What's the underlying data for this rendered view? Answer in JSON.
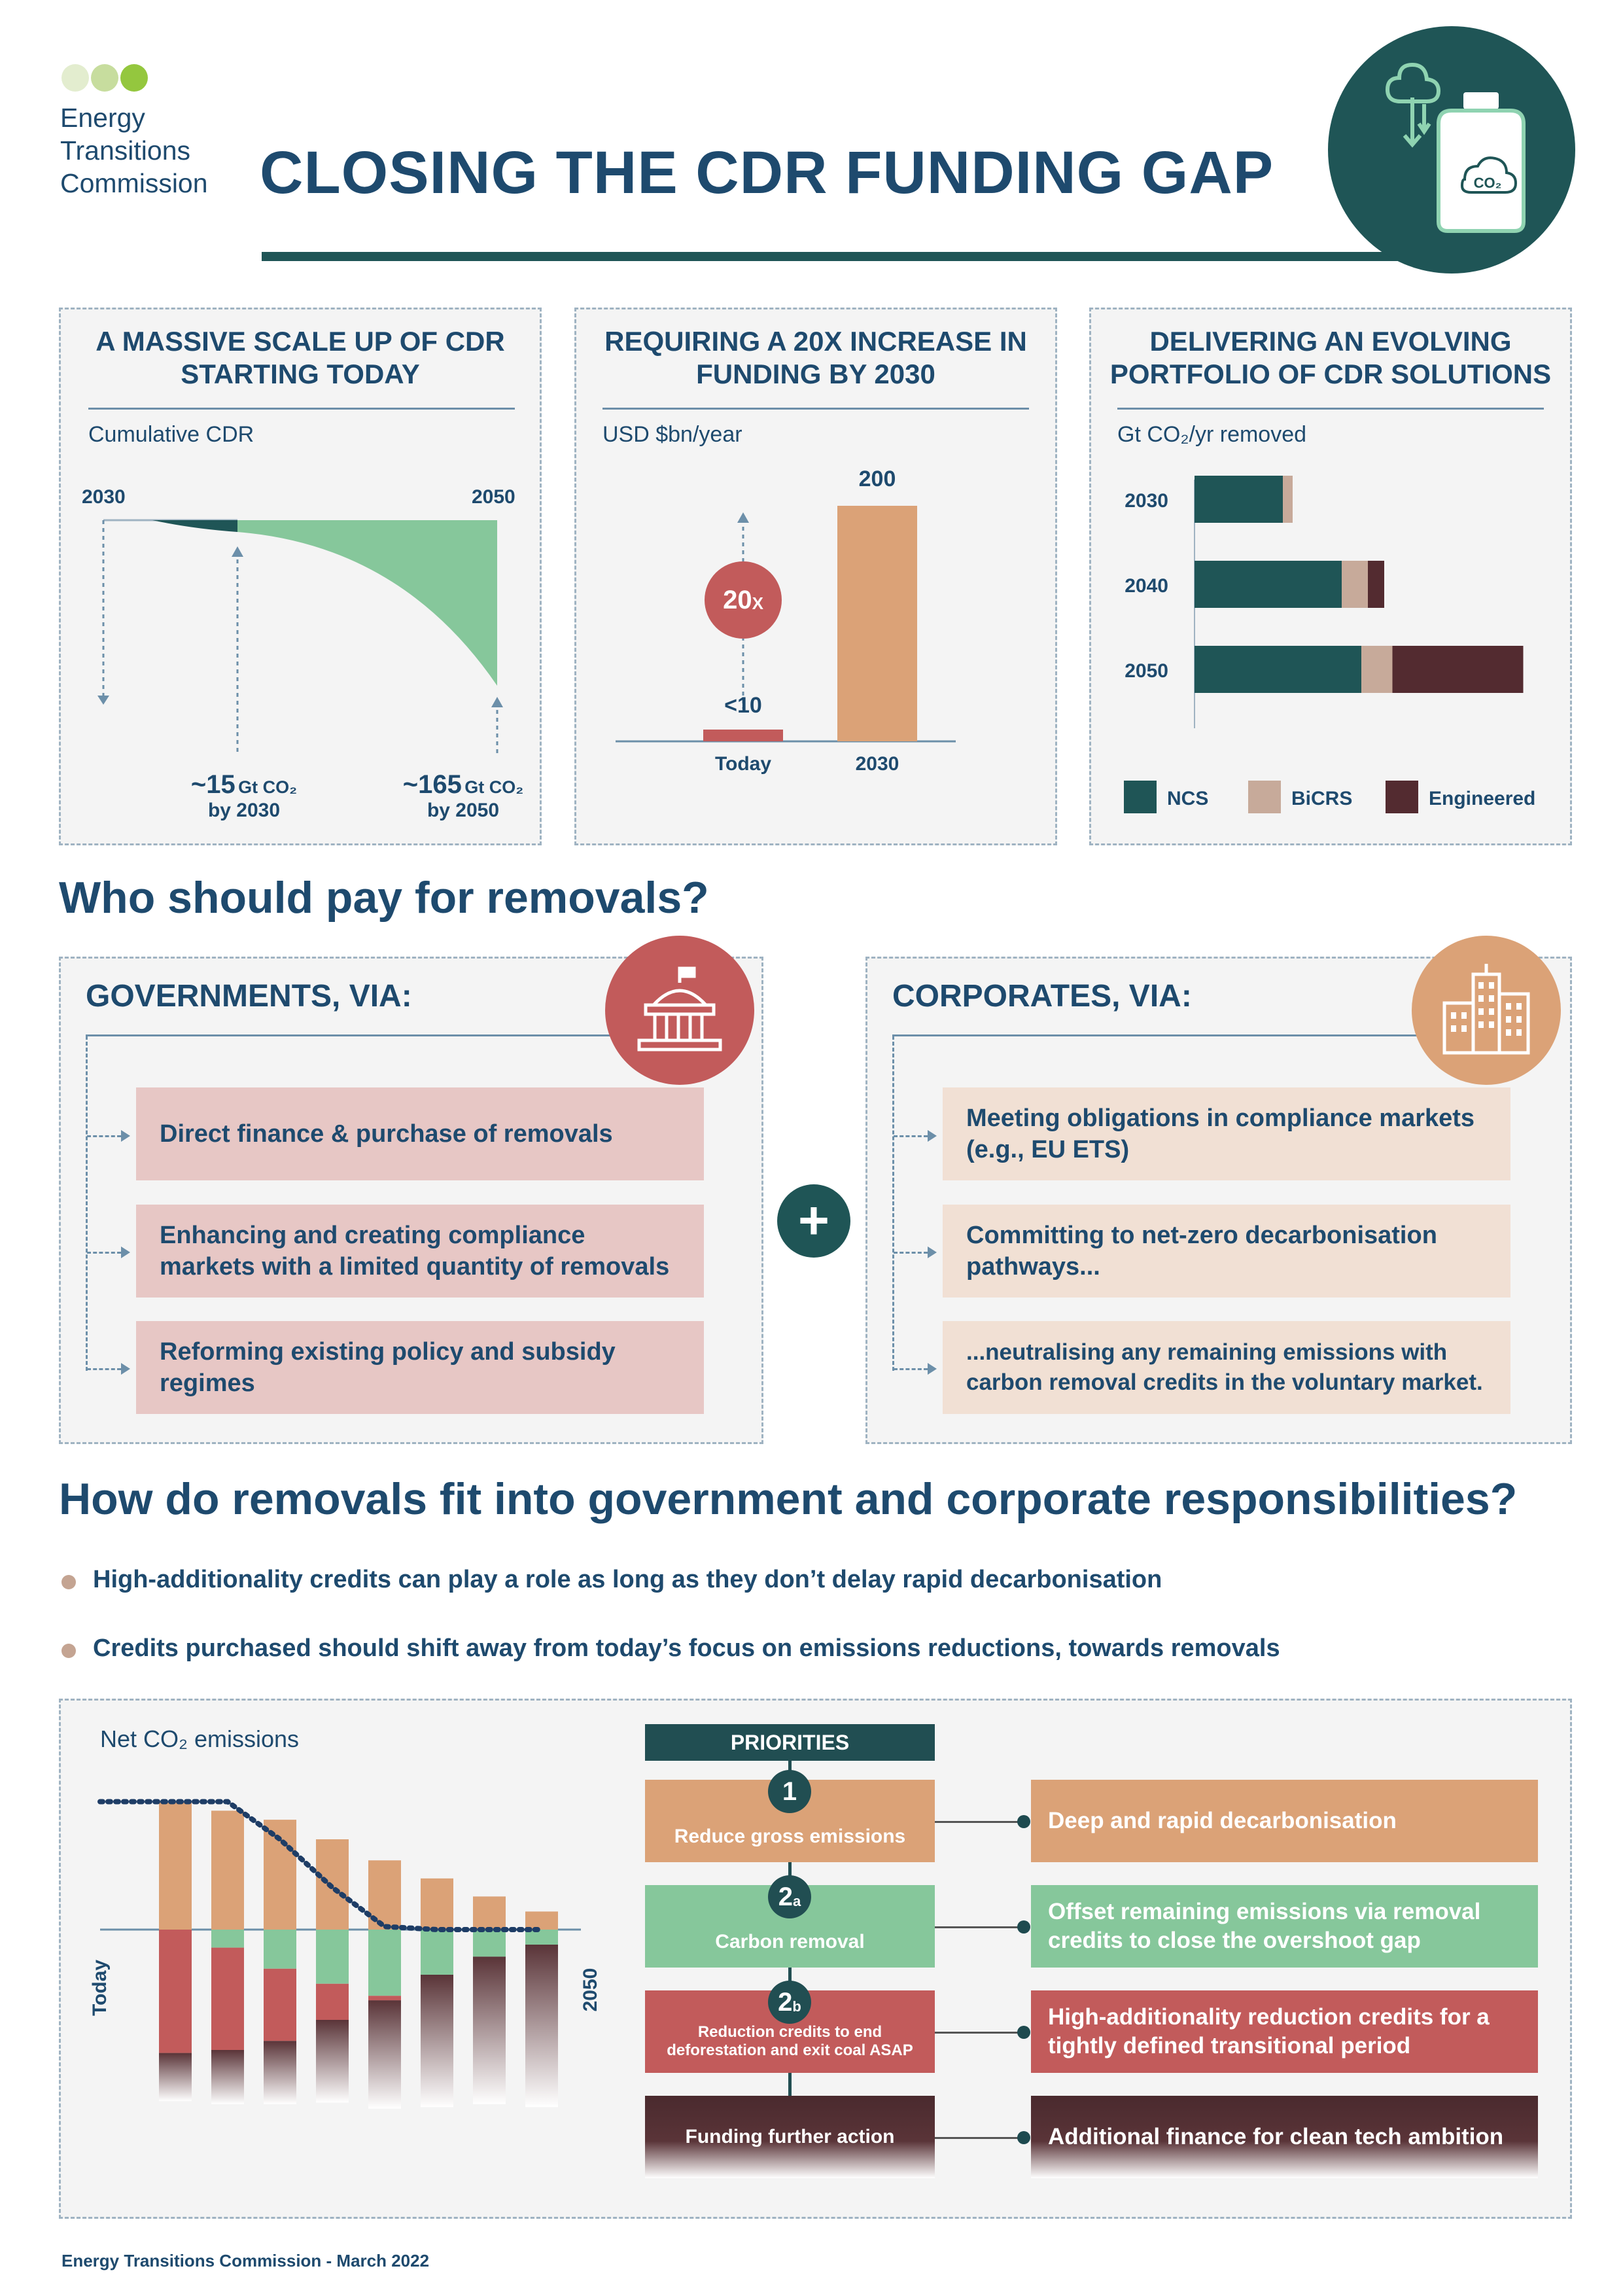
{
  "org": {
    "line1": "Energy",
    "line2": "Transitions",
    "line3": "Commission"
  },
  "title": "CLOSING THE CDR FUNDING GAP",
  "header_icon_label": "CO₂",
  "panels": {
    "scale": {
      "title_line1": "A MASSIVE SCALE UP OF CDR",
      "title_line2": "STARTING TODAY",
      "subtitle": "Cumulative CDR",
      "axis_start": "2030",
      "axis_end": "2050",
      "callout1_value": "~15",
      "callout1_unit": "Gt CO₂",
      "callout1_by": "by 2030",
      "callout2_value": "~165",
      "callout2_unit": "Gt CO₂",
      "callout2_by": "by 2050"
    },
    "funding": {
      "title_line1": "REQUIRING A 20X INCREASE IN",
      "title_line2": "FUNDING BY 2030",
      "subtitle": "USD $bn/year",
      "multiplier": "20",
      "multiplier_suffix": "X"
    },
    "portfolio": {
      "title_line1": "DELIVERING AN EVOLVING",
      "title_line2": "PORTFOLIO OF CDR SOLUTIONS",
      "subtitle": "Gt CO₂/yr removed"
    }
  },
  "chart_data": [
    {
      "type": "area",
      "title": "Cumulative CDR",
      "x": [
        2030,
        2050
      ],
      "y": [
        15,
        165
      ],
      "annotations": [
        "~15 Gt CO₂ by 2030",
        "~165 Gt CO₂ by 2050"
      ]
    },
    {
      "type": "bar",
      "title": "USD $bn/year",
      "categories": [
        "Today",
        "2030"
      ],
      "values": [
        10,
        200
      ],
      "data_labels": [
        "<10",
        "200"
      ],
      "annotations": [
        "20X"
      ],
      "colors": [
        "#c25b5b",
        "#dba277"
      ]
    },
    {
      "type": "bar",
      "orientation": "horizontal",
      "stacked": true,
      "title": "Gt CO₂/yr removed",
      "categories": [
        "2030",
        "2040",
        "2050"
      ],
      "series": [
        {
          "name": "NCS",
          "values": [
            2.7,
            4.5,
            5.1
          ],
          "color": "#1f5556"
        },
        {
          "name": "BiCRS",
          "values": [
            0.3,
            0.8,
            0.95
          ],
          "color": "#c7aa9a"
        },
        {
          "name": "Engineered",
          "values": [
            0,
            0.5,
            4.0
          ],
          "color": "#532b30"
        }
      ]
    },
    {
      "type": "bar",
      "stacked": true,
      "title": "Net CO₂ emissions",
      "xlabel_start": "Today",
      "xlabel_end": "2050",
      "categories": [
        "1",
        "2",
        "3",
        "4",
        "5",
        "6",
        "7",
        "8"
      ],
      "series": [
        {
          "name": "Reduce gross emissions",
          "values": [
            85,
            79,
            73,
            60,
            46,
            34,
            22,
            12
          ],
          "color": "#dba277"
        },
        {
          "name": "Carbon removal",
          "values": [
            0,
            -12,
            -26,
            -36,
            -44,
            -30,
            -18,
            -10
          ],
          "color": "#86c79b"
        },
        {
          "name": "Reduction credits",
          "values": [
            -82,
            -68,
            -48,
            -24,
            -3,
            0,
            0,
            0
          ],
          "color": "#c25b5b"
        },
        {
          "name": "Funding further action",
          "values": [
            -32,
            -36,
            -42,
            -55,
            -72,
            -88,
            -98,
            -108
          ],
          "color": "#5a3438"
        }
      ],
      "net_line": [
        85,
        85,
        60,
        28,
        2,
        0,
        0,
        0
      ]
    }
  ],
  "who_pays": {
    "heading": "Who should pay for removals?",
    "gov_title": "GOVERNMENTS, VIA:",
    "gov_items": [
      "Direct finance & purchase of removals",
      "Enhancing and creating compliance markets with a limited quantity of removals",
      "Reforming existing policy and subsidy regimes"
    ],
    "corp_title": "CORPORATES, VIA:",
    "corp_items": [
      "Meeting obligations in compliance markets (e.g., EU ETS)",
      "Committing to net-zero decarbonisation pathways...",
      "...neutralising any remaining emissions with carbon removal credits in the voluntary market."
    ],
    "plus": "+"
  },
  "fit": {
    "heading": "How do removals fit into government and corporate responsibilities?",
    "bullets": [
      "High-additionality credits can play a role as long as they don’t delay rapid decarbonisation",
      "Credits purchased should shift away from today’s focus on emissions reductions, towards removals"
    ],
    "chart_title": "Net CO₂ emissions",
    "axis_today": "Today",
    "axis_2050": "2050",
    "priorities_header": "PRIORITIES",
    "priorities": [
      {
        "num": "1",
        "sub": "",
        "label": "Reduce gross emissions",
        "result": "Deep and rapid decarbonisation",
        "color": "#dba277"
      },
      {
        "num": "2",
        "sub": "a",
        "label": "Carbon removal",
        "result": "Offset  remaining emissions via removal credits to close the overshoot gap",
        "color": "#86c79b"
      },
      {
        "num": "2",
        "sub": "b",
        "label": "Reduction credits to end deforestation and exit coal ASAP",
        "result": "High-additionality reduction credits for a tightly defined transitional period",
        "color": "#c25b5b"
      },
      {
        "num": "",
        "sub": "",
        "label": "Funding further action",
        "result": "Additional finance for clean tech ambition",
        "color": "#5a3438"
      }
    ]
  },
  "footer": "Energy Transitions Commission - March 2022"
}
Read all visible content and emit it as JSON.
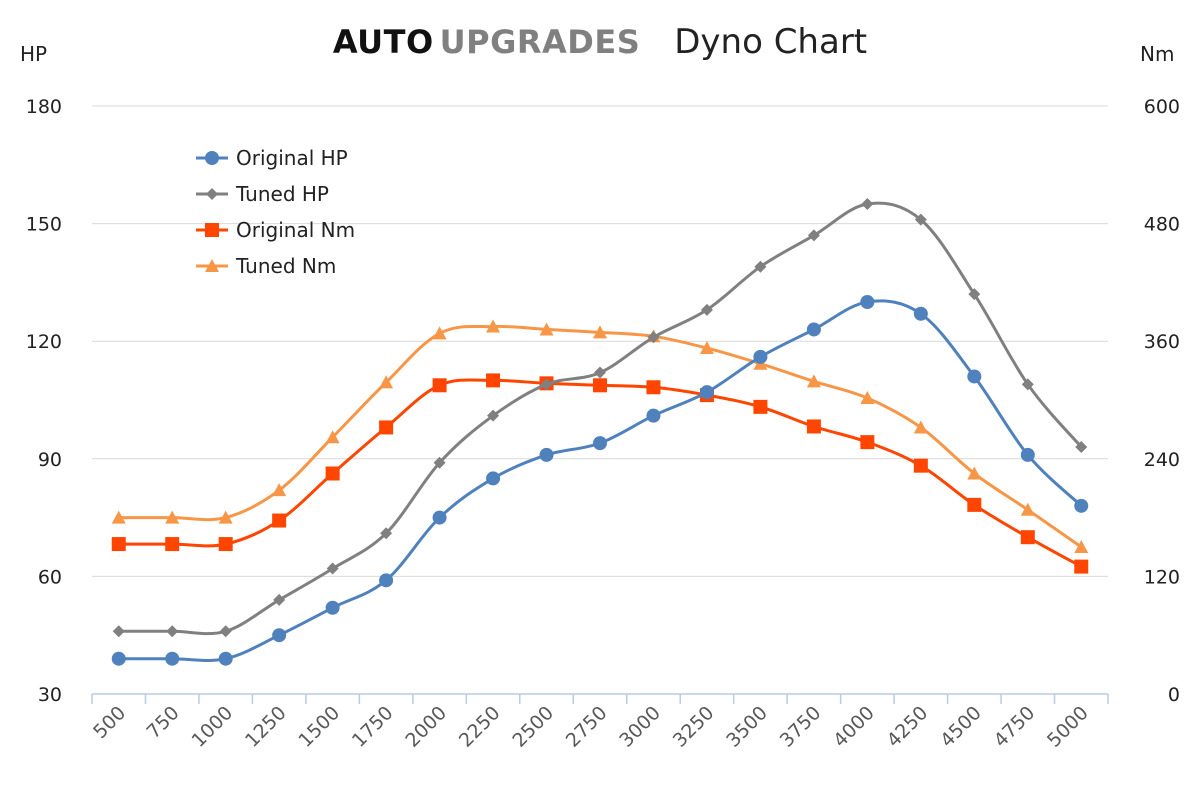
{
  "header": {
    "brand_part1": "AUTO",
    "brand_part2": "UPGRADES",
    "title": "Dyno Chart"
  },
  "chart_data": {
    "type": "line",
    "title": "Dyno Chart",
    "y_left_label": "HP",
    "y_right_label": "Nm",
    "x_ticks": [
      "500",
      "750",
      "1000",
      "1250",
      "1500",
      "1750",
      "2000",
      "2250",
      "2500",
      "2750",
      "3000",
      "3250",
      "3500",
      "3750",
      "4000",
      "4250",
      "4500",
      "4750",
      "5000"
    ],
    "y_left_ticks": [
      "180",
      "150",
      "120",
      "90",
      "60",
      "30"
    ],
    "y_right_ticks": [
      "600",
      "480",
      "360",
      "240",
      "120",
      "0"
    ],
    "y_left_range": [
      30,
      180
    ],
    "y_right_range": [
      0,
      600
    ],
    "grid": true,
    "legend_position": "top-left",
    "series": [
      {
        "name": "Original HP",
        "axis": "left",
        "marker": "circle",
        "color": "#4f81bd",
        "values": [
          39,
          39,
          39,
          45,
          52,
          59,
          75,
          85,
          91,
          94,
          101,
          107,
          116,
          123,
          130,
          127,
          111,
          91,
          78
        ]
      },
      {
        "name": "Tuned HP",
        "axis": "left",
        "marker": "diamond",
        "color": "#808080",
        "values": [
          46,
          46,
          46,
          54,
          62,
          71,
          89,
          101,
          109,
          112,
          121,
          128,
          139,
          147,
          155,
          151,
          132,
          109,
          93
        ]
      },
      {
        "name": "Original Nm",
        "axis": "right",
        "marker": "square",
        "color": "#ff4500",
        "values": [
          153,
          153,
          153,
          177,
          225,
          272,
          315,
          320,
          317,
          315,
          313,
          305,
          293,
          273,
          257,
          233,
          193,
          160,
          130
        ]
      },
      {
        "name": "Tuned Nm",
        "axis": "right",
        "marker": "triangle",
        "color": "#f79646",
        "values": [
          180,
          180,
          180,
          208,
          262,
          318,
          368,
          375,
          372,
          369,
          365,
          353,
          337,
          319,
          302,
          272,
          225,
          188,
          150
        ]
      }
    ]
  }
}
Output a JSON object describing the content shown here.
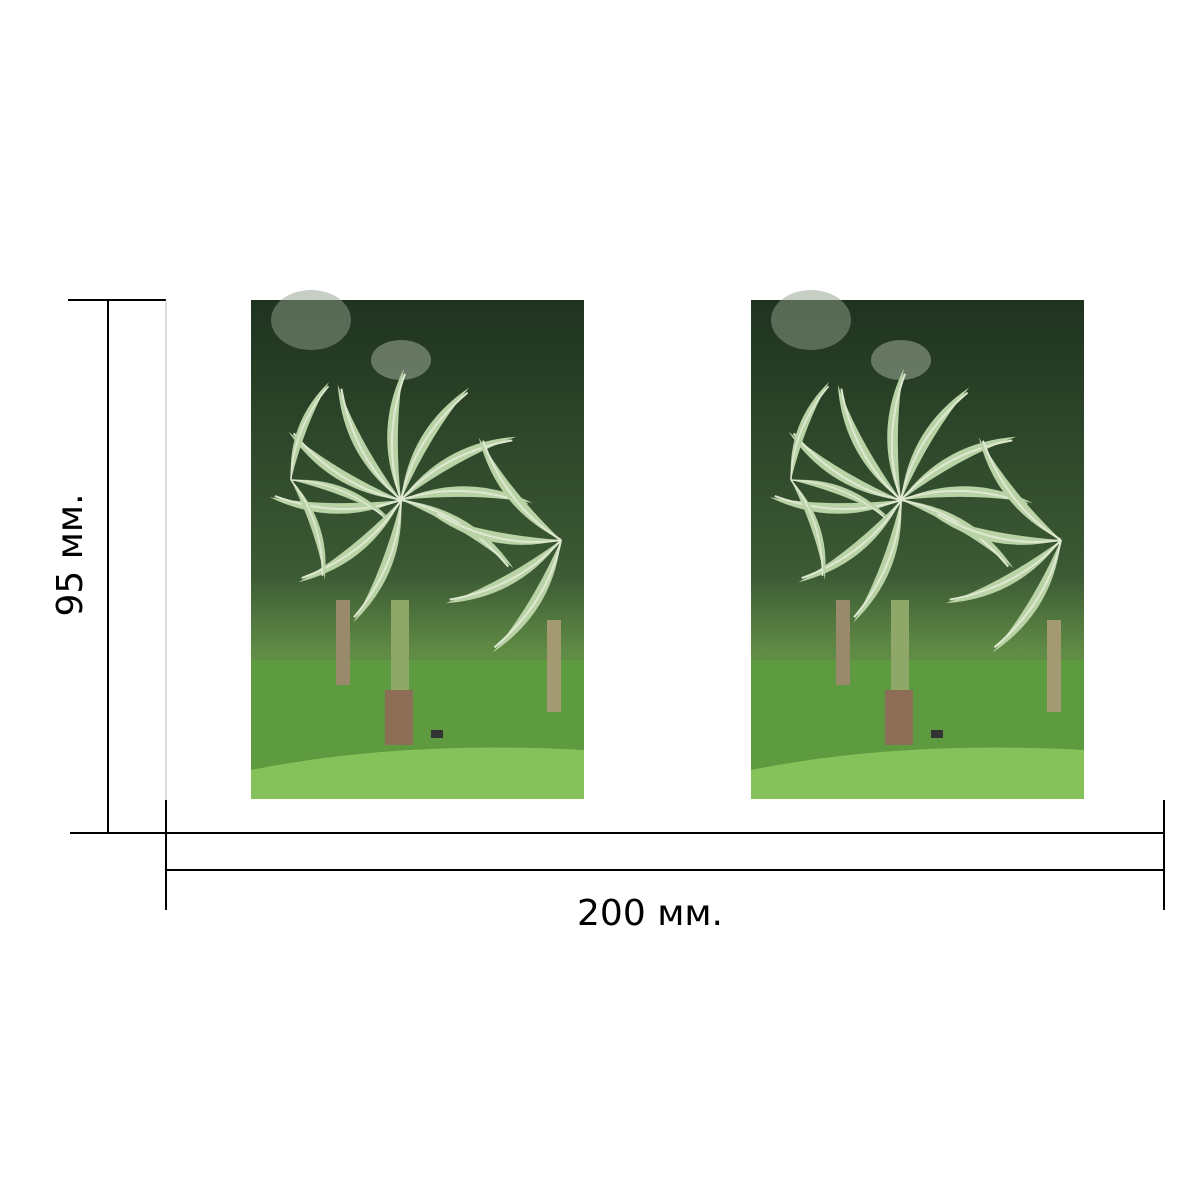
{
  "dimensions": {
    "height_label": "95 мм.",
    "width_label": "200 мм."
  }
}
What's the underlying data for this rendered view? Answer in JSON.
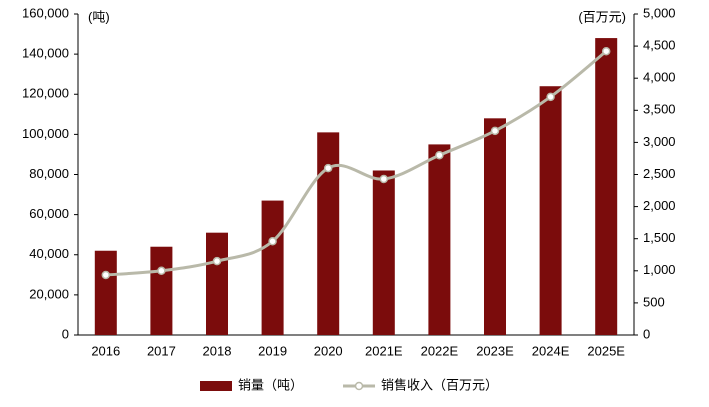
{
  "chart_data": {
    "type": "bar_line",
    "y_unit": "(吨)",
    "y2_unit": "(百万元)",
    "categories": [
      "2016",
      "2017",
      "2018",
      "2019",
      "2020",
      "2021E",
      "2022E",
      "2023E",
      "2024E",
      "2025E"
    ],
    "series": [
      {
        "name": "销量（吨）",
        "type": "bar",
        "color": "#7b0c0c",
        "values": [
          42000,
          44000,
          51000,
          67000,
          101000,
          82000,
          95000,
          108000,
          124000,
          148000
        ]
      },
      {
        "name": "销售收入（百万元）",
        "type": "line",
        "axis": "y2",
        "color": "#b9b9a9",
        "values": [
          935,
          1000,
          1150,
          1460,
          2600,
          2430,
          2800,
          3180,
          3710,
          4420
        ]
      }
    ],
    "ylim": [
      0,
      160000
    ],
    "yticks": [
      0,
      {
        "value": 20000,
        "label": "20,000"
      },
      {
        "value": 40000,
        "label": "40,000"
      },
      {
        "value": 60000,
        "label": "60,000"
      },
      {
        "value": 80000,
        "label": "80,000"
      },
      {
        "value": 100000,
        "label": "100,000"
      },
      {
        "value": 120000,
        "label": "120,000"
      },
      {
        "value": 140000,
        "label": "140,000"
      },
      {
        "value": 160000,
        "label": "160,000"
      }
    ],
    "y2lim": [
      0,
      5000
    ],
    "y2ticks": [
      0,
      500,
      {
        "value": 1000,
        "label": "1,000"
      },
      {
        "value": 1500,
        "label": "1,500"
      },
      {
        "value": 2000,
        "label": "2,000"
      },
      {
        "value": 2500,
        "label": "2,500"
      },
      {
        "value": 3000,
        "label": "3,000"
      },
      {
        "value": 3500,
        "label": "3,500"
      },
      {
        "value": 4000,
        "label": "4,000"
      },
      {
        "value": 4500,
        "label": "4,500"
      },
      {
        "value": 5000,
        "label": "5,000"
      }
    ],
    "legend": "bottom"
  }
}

Written request: Only lines that contain the word "compliance" are wanted; copy each of them.

Result of the exercise:
      "Enhancing and creating compliance markets with a limited quantity of removals",
      "Meeting obligations in compliance markets (e.g., EU ETS)",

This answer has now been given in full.